- _Supplied information_
• • • • •

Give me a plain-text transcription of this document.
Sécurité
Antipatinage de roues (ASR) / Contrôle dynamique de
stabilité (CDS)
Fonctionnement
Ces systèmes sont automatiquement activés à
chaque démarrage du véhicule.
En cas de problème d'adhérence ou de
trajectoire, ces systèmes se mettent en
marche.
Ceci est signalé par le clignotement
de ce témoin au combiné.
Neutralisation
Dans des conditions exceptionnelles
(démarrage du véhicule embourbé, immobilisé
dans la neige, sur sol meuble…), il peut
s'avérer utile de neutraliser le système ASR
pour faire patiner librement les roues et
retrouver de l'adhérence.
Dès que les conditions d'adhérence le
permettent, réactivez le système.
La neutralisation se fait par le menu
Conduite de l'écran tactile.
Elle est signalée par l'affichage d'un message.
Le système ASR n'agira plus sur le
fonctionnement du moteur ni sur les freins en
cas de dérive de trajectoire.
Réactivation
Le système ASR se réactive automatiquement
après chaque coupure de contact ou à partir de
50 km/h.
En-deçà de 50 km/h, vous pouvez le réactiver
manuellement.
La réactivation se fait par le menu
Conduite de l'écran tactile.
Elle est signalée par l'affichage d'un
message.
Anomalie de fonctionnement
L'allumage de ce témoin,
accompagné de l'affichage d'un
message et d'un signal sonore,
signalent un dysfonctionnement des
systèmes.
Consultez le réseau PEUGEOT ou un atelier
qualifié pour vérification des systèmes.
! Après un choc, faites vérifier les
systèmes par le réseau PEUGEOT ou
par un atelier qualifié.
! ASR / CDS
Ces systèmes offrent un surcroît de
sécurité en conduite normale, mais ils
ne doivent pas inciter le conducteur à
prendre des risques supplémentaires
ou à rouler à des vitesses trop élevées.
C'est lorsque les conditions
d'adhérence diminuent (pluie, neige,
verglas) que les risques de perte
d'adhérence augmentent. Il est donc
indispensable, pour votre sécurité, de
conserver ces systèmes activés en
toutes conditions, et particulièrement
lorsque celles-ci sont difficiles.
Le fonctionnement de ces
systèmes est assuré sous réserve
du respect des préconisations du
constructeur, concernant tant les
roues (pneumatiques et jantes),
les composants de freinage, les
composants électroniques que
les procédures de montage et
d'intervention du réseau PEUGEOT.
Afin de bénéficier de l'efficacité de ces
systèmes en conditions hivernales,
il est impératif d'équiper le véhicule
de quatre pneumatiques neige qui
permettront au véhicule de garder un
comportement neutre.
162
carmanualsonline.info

• • • • •

- _Work instructions_
Return all of the data word for word.

- _Finished task_
Give me a plain-text transcription of this document.
Sécurité
Antipatinage de roues (ASR) / Contrôle dynamique de
stabilité (CDS)
Fonctionnement
Ces systèmes sont automatiquement activés à
chaque démarrage du véhicule.
En cas de problème d'adhérence ou de
trajectoire, ces systèmes se mettent en
marche.
Ceci est signalé par le clignotement
de ce témoin au combiné.
Neutralisation
Dans des conditions exceptionnelles
(démarrage du véhicule embourbé, immobilisé
dans la neige, sur sol meuble…), il peut
s'avérer utile de neutraliser le système ASR
pour faire patiner librement les roues et
retrouver de l'adhérence.
Dès que les conditions d'adhérence le
permettent, réactivez le système.
La neutralisation se fait par le menu
Conduite de l'écran tactile.
Elle est signalée par l'affichage d'un message.
Le système ASR n'agira plus sur le
fonctionnement du moteur ni sur les freins en
cas de dérive de trajectoire.
Réactivation
Le système ASR se réactive automatiquement
après chaque coupure de contact ou à partir de
50 km/h.
En-deçà de 50 km/h, vous pouvez le réactiver
manuellement.
La réactivation se fait par le menu
Conduite de l'écran tactile.
Elle est signalée par l'affichage d'un
message.
Anomalie de fonctionnement
L'allumage de ce témoin,
accompagné de l'affichage d'un
message et d'un signal sonore,
signalent un dysfonctionnement des
systèmes.
Consultez le réseau PEUGEOT ou un atelier
qualifié pour vérification des systèmes.
! Après un choc, faites vérifier les
systèmes par le réseau PEUGEOT ou
par un atelier qualifié.
! ASR / CDS
Ces systèmes offrent un surcroît de
sécurité en conduite normale, mais ils
ne doivent pas inciter le conducteur à
prendre des risques supplémentaires
ou à rouler à des vitesses trop élevées.
C'est lorsque les conditions
d'adhérence diminuent (pluie, neige,
verglas) que les risques de perte
d'adhérence augmentent. Il est donc
indispensable, pour votre sécurité, de
conserver ces systèmes activés en
toutes conditions, et particulièrement
lorsque celles-ci sont difficiles.
Le fonctionnement de ces
systèmes est assuré sous réserve
du respect des préconisations du
constructeur, concernant tant les
roues (pneumatiques et jantes),
les composants de freinage, les
composants électroniques que
les procédures de montage et
d'intervention du réseau PEUGEOT.
Afin de bénéficier de l'efficacité de ces
systèmes en conditions hivernales,
il est impératif d'équiper le véhicule
de quatre pneumatiques neige qui
permettront au véhicule de garder un
comportement neutre.
162
carmanualsonline.info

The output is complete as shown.